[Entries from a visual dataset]
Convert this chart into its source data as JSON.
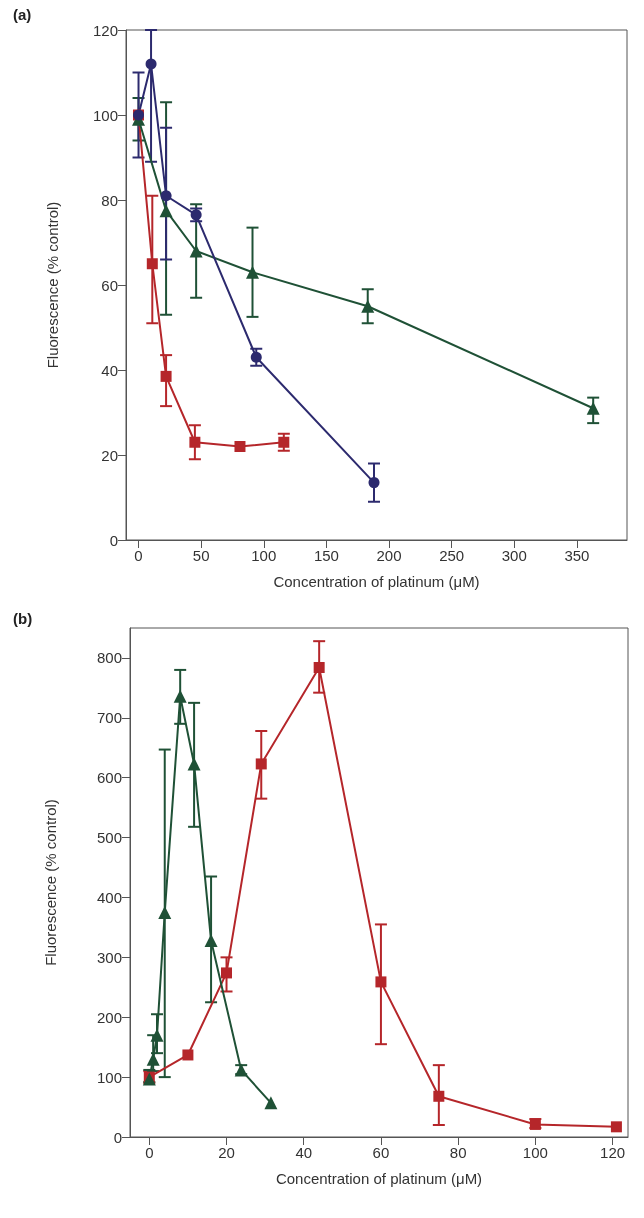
{
  "chart_data": [
    {
      "type": "line",
      "title": "(a)",
      "xlabel": "Concentration of platinum (μM)",
      "ylabel": "Fluorescence (% control)",
      "xlim": [
        -10,
        390
      ],
      "xticks": [
        0,
        50,
        100,
        150,
        200,
        250,
        300,
        350
      ],
      "ylim": [
        0,
        120
      ],
      "yticks": [
        0,
        20,
        40,
        60,
        80,
        100,
        120
      ],
      "grid": false,
      "legend": false,
      "series": [
        {
          "color": "#b5262a",
          "marker": "square",
          "x": [
            0,
            11,
            22,
            45,
            81,
            116
          ],
          "values": [
            100,
            65,
            38.5,
            23,
            22,
            23
          ],
          "errors": [
            null,
            [
              51,
              81
            ],
            [
              31.5,
              43.5
            ],
            [
              19,
              27
            ],
            null,
            [
              21,
              25
            ]
          ]
        },
        {
          "color": "#1f5136",
          "marker": "triangle",
          "x": [
            0,
            22,
            46,
            91,
            183,
            363
          ],
          "values": [
            99,
            77.5,
            68,
            63,
            55,
            31
          ],
          "errors": [
            [
              94,
              104
            ],
            [
              53,
              103
            ],
            [
              57,
              79
            ],
            [
              52.5,
              73.5
            ],
            [
              51,
              59
            ],
            [
              27.5,
              33.5
            ]
          ]
        },
        {
          "color": "#2c2a6e",
          "marker": "circle",
          "x": [
            0,
            10,
            22,
            46,
            94,
            188
          ],
          "values": [
            100,
            112,
            81,
            76.5,
            43,
            13.5
          ],
          "errors": [
            [
              90,
              110
            ],
            [
              89,
              120
            ],
            [
              66,
              97
            ],
            [
              75,
              78
            ],
            [
              41,
              45
            ],
            [
              9,
              18
            ]
          ]
        }
      ]
    },
    {
      "type": "line",
      "title": "(b)",
      "xlabel": "Concentration of platinum (μM)",
      "ylabel": "Fluorescence (% control)",
      "xlim": [
        -5,
        124
      ],
      "xticks": [
        0,
        20,
        40,
        60,
        80,
        100,
        120
      ],
      "ylim": [
        0,
        850
      ],
      "yticks": [
        0,
        100,
        200,
        300,
        400,
        500,
        600,
        700,
        800
      ],
      "grid": false,
      "legend": false,
      "series": [
        {
          "color": "#b5262a",
          "marker": "square",
          "x": [
            0,
            10,
            20,
            29,
            44,
            60,
            75,
            100,
            121
          ],
          "values": [
            100,
            137,
            274,
            623,
            784,
            259,
            68,
            21,
            17
          ],
          "errors": [
            [
              90,
              110
            ],
            null,
            [
              243,
              300
            ],
            [
              565,
              678
            ],
            [
              742,
              828
            ],
            [
              155,
              355
            ],
            [
              20,
              120
            ],
            [
              15,
              30
            ],
            null
          ]
        },
        {
          "color": "#1f5136",
          "marker": "triangle",
          "x": [
            0,
            1,
            2,
            4,
            8,
            11.6,
            16,
            23.8,
            31.5
          ],
          "values": [
            97,
            130,
            170,
            375,
            736,
            623,
            328,
            112,
            57
          ],
          "errors": [
            [
              92,
              112
            ],
            [
              110,
              170
            ],
            [
              140,
              205
            ],
            [
              100,
              647
            ],
            [
              690,
              780
            ],
            [
              518,
              725
            ],
            [
              225,
              435
            ],
            [
              105,
              120
            ],
            null
          ]
        }
      ]
    }
  ]
}
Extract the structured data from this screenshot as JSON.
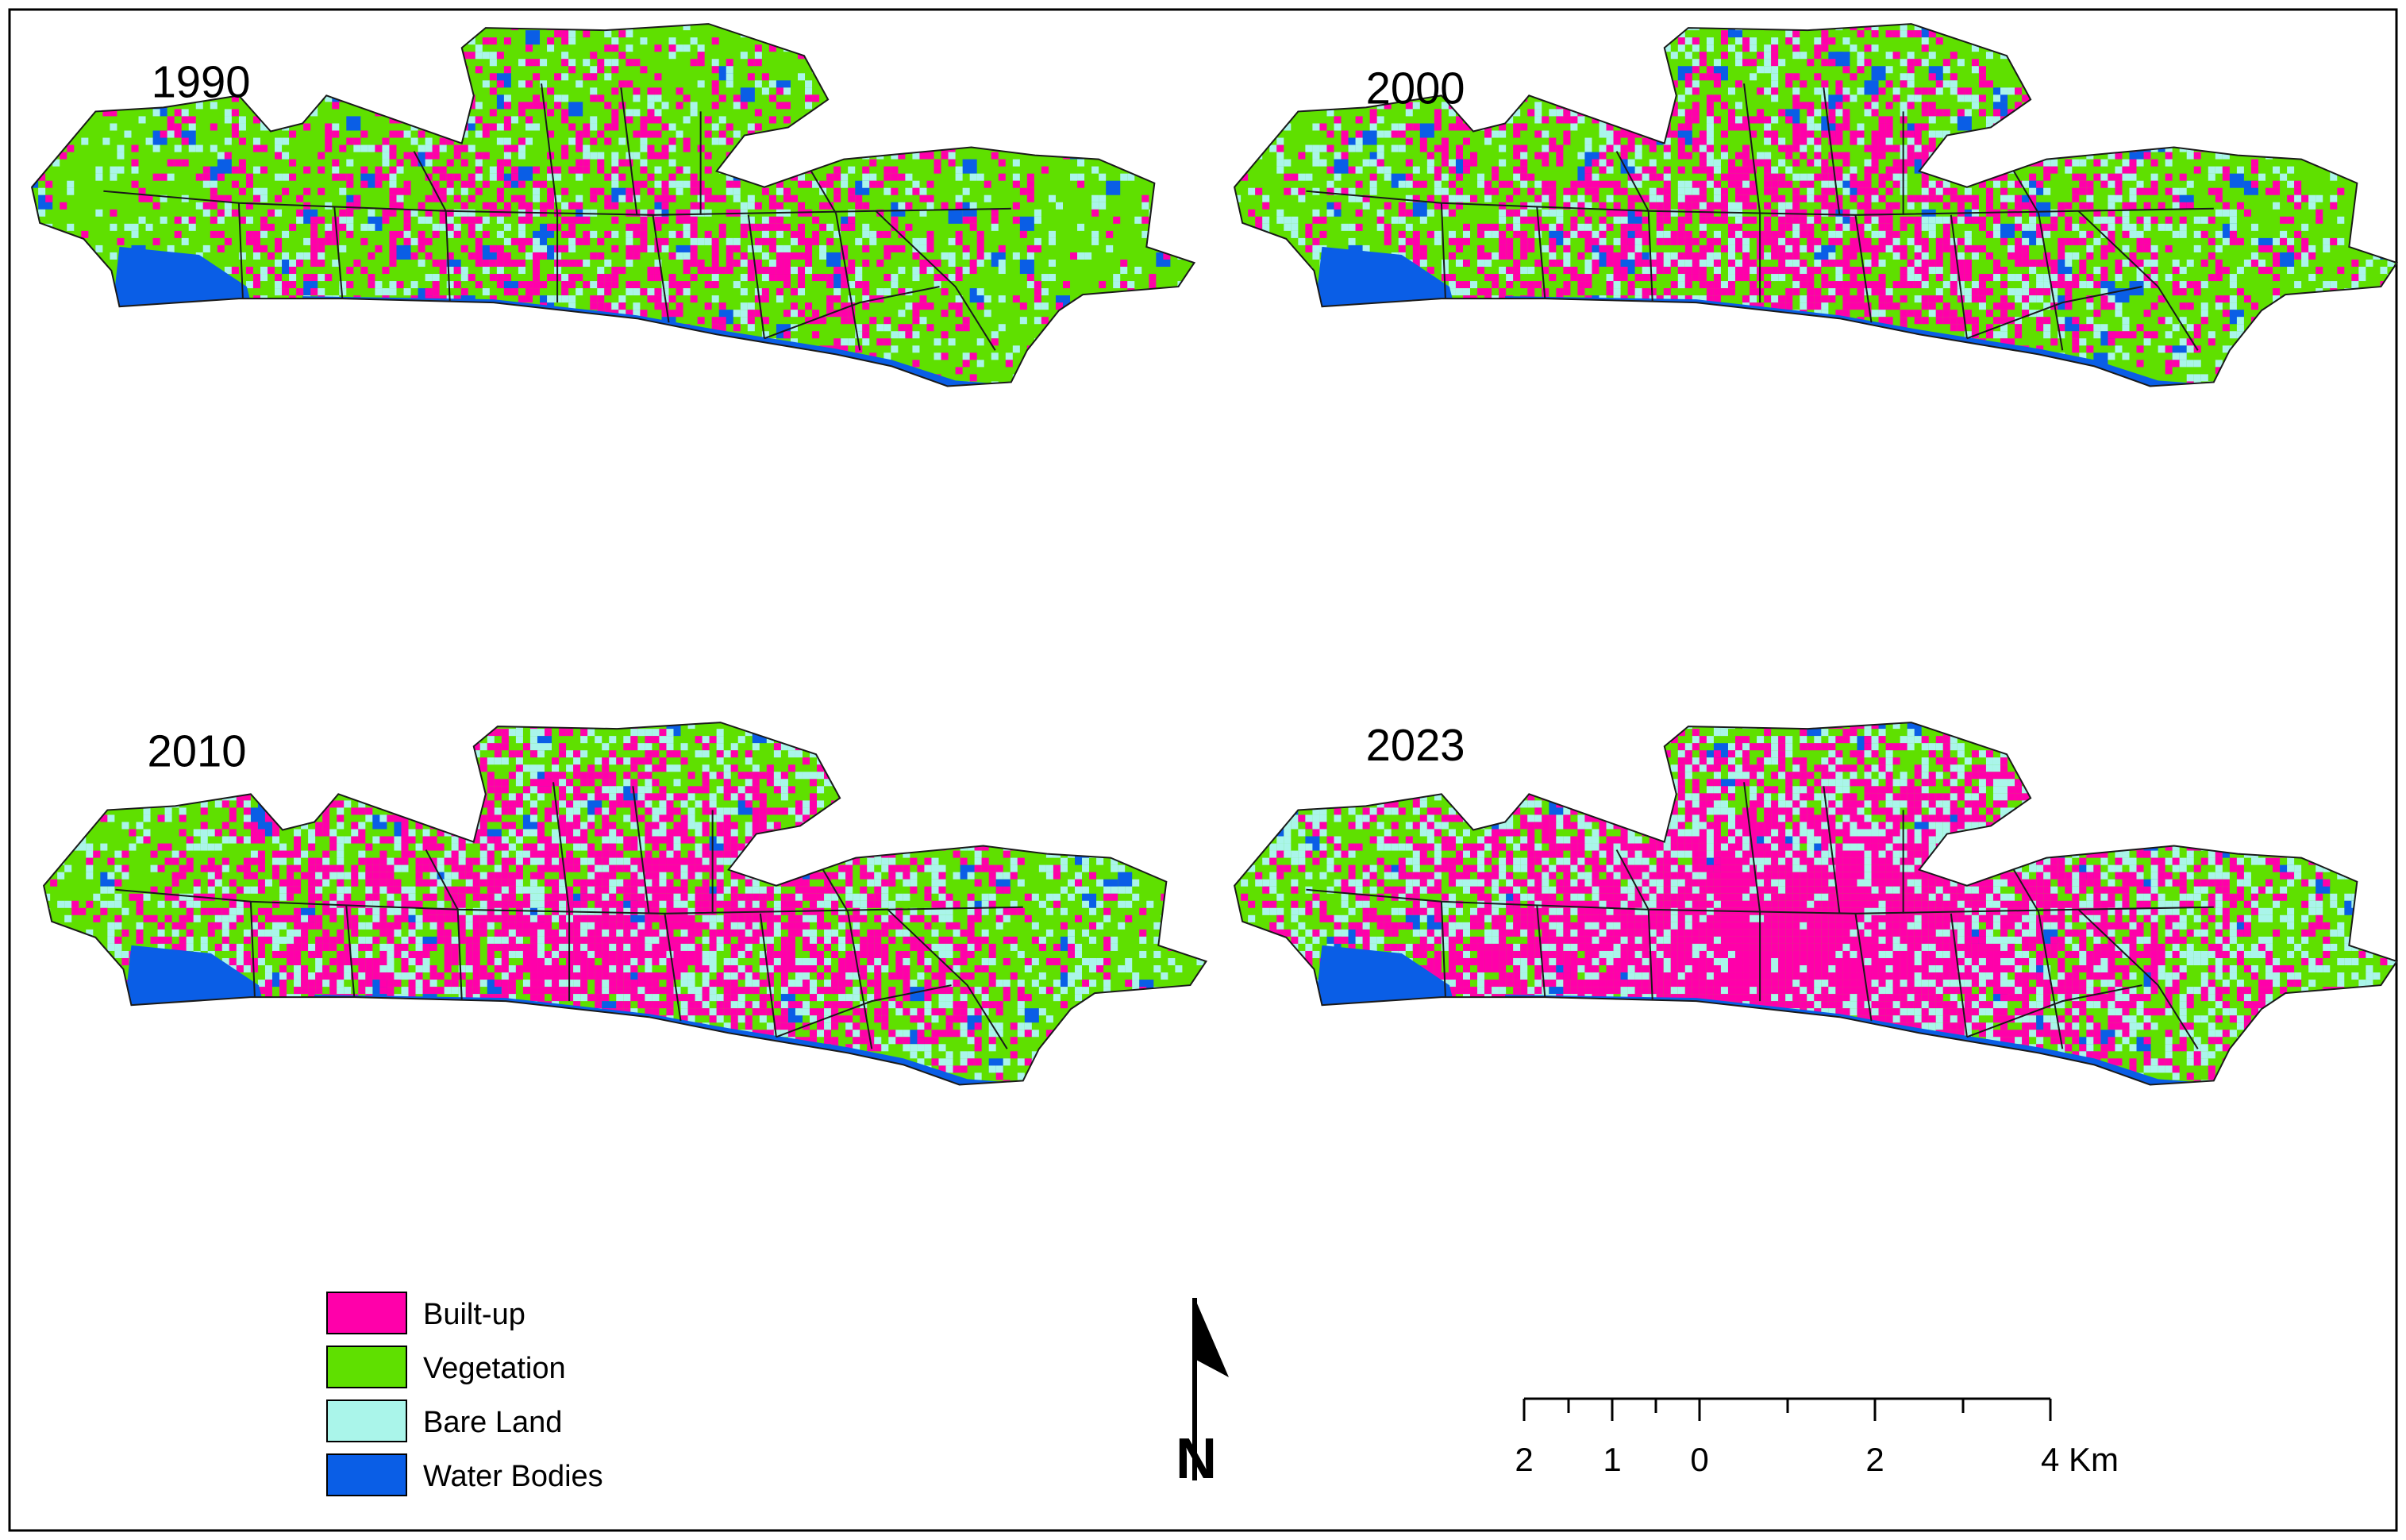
{
  "panels": [
    {
      "year": "1990",
      "builtup_share": 0.3
    },
    {
      "year": "2000",
      "builtup_share": 0.4
    },
    {
      "year": "2010",
      "builtup_share": 0.53
    },
    {
      "year": "2023",
      "builtup_share": 0.68
    }
  ],
  "legend": [
    {
      "label": "Built-up",
      "color": "#ff00aa"
    },
    {
      "label": "Vegetation",
      "color": "#5fe000"
    },
    {
      "label": "Bare Land",
      "color": "#aaf5ea"
    },
    {
      "label": "Water Bodies",
      "color": "#0a5ee6"
    }
  ],
  "north_arrow": {
    "label": "N"
  },
  "scale_bar": {
    "tick_labels": [
      "2",
      "1",
      "0",
      "2",
      "4 Km"
    ]
  }
}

TASK GOAL:
Using the records above, list each line that includes "JSON".

ANSWER FOR THIS EXERCISE:
Convert this chart into its source data as JSON.
Extract the structured data from this screenshot as JSON.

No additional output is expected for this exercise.